Nothing but the lines from the one that contains "Give me a plain-text" through the end of the listing should appear, set down exactly.
____ Dataset entries
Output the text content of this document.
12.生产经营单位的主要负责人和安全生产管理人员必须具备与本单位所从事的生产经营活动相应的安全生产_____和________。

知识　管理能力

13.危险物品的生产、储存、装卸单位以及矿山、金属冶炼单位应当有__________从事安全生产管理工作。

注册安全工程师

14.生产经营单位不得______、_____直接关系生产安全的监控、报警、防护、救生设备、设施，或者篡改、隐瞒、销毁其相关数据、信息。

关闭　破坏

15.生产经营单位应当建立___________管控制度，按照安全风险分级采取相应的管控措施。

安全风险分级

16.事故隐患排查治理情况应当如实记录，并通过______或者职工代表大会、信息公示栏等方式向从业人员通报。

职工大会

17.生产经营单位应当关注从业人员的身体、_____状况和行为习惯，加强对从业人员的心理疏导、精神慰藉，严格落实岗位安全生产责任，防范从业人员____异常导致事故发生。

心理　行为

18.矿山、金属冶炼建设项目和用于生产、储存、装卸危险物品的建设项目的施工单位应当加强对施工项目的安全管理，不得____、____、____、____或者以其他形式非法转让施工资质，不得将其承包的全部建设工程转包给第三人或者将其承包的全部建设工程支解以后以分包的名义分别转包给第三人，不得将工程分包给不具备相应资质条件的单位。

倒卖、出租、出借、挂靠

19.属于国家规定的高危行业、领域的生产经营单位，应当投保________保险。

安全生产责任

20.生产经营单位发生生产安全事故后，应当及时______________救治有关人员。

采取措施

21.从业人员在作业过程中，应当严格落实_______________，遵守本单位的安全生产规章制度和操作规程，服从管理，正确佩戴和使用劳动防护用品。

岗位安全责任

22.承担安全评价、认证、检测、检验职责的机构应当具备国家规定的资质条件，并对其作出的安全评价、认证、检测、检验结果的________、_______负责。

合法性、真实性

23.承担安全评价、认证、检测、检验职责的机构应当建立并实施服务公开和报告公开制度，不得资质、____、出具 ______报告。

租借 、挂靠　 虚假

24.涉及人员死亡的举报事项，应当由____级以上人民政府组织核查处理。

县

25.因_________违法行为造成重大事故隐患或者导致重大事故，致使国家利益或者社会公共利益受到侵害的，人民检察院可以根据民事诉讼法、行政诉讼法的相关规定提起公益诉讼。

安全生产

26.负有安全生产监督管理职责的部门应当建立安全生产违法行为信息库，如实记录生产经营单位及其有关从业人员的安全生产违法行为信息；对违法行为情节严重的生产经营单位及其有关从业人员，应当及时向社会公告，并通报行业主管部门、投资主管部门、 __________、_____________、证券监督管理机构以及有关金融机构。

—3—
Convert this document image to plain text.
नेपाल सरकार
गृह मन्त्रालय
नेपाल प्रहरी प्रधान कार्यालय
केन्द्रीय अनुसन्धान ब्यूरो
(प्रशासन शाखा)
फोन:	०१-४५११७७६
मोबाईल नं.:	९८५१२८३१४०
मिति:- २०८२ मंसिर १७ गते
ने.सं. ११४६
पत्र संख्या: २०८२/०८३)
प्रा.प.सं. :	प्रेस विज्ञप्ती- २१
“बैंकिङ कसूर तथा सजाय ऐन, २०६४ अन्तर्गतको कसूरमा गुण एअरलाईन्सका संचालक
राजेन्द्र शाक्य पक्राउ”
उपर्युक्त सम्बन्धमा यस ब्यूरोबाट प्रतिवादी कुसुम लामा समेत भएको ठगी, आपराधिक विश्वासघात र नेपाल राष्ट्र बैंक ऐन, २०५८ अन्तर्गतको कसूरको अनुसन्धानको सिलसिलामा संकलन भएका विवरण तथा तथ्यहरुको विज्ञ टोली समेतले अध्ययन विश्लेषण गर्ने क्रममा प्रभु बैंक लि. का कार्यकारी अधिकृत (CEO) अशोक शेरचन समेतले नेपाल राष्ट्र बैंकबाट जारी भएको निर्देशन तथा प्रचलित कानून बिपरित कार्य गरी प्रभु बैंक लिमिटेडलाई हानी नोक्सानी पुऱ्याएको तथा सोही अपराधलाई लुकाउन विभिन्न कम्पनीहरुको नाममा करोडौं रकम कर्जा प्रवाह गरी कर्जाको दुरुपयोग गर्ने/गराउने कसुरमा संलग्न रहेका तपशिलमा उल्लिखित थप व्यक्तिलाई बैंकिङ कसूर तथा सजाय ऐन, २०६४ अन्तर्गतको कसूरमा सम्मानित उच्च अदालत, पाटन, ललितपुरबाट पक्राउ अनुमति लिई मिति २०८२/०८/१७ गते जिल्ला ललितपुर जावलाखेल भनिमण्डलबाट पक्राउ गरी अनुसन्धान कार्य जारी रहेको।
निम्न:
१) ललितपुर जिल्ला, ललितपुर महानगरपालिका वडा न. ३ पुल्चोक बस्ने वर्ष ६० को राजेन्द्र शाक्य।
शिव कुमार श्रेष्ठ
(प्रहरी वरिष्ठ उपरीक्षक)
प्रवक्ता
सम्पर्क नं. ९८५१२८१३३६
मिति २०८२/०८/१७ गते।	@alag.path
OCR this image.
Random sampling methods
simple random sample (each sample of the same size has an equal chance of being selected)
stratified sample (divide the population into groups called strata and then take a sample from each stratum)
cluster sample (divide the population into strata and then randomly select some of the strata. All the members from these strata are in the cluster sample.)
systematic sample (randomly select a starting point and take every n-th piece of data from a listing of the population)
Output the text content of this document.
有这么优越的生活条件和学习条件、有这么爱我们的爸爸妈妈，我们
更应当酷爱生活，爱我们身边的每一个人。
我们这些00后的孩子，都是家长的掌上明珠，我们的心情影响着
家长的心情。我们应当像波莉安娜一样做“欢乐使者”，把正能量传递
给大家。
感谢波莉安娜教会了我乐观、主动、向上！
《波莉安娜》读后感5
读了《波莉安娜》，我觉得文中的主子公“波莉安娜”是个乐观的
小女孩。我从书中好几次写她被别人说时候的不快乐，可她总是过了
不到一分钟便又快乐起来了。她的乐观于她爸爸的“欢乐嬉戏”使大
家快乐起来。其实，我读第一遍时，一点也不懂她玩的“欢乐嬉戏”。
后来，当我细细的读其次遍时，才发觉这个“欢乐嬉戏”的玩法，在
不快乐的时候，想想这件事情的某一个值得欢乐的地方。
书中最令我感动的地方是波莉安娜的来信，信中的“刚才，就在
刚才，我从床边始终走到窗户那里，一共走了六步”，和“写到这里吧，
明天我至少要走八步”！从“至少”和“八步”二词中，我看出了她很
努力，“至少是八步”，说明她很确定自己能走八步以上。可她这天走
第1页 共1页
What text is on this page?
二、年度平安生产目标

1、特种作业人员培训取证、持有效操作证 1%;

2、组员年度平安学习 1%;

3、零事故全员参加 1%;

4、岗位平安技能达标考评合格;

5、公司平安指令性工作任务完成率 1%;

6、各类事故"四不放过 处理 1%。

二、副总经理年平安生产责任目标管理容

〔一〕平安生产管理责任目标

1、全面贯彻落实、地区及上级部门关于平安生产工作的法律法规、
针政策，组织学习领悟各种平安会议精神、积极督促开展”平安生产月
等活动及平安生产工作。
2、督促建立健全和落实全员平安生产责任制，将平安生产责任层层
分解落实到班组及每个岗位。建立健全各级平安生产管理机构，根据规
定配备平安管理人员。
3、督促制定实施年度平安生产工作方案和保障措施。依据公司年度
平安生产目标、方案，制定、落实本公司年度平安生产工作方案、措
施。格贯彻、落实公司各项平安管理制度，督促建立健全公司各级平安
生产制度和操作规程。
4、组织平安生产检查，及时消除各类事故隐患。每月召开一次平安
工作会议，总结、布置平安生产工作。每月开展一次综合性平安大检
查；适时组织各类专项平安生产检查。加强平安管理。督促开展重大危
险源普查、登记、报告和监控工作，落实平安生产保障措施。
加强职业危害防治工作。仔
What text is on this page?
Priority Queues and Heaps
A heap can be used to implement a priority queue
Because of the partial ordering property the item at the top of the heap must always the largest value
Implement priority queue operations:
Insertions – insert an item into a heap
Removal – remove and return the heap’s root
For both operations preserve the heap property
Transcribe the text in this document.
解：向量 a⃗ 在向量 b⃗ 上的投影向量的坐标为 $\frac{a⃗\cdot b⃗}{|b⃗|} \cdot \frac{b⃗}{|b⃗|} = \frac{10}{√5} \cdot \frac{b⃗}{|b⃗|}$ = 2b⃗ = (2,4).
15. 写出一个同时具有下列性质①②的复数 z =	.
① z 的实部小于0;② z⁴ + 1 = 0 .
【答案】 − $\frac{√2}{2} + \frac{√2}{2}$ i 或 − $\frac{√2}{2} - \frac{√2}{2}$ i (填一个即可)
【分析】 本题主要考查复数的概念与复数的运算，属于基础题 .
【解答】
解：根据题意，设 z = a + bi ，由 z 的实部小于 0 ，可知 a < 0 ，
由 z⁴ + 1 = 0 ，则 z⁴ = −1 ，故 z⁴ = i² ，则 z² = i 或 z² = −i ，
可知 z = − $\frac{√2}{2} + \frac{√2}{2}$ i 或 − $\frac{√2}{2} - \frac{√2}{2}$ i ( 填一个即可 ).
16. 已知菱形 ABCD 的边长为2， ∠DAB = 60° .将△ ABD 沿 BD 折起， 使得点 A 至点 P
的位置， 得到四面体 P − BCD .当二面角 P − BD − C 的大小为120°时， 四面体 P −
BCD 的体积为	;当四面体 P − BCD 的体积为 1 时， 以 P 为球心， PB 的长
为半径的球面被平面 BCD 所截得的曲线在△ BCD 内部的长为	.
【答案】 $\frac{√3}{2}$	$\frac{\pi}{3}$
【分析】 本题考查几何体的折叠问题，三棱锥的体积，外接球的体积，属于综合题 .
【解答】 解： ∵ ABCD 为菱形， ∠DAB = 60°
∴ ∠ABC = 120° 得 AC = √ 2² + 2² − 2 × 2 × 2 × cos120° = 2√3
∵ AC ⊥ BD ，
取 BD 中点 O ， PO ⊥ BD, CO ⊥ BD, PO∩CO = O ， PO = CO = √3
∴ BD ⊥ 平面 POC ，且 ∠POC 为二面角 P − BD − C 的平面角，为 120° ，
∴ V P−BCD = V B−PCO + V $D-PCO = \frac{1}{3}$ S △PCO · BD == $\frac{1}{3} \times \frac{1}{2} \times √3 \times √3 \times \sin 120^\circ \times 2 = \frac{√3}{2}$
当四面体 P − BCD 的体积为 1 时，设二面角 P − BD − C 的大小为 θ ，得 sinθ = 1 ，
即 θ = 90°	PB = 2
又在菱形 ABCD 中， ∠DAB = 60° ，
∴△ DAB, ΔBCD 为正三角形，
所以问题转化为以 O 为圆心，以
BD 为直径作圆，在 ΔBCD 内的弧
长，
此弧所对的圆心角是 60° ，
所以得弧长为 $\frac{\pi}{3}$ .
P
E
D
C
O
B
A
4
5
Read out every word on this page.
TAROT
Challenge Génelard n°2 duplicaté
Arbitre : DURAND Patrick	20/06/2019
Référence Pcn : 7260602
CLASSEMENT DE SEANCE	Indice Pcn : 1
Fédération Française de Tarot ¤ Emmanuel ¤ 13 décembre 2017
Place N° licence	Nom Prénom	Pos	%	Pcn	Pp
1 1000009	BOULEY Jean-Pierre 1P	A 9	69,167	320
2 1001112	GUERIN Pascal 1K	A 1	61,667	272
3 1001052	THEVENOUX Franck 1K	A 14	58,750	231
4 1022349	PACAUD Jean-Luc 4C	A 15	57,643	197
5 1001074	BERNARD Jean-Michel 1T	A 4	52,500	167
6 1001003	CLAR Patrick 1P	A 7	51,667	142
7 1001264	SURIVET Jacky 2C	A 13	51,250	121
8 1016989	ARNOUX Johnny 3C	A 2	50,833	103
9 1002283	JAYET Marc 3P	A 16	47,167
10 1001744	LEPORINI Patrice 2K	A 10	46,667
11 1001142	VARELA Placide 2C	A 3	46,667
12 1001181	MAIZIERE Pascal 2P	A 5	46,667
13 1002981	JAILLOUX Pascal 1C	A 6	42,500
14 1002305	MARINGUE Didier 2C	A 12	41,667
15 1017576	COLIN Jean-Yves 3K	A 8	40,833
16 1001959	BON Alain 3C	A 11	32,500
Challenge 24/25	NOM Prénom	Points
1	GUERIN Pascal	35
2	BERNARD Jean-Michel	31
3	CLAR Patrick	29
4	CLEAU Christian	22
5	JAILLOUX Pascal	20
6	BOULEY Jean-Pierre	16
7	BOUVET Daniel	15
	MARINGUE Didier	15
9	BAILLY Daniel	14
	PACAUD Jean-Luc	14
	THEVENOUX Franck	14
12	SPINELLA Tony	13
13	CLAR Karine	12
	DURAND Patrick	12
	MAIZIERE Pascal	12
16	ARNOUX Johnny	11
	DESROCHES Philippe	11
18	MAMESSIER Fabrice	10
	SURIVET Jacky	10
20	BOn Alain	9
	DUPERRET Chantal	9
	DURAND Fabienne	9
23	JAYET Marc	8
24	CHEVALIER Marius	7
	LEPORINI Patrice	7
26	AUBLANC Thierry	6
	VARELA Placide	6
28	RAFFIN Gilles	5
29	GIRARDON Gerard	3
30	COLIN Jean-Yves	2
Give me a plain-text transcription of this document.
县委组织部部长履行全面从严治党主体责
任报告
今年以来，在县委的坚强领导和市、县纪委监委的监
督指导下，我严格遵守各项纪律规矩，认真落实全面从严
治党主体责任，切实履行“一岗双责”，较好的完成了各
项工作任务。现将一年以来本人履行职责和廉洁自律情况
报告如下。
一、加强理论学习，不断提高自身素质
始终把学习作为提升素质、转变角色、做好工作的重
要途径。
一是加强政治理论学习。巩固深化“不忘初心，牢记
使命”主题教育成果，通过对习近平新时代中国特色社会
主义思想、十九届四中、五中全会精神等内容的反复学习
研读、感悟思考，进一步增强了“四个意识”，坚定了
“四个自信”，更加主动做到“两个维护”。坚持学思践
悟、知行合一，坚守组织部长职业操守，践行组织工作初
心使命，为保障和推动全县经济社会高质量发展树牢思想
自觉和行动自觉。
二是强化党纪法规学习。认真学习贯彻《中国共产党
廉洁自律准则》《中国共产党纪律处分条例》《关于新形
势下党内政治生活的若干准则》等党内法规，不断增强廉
________
Completed task:
Give me a plain-text transcription of this document.
县委组织部部长履行全面从严治党主体责
任报告
今年以来，在县委的坚强领导和市、县纪委监委的监
督指导下，我严格遵守各项纪律规矩，认真落实全面从严
治党主体责任，切实履行“一岗双责”，较好的完成了各
项工作任务。现将一年以来本人履行职责和廉洁自律情况
报告如下。
一、加强理论学习，不断提高自身素质
始终把学习作为提升素质、转变角色、做好工作的重
要途径。
一是加强政治理论学习。巩固深化“不忘初心，牢记
使命”主题教育成果，通过对习近平新时代中国特色社会
主义思想、十九届四中、五中全会精神等内容的反复学习
研读、感悟思考，进一步增强了“四个意识”，坚定了
“四个自信”，更加主动做到“两个维护”。坚持学思践
悟、知行合一，坚守组织部长职业操守，践行组织工作初
心使命，为保障和推动全县经济社会高质量发展树牢思想
自觉和行动自觉。
二是强化党纪法规学习。认真学习贯彻《中国共产党
廉洁自律准则》《中国共产党纪律处分条例》《关于新形
势下党内政治生活的若干准则》等党内法规，不断增强廉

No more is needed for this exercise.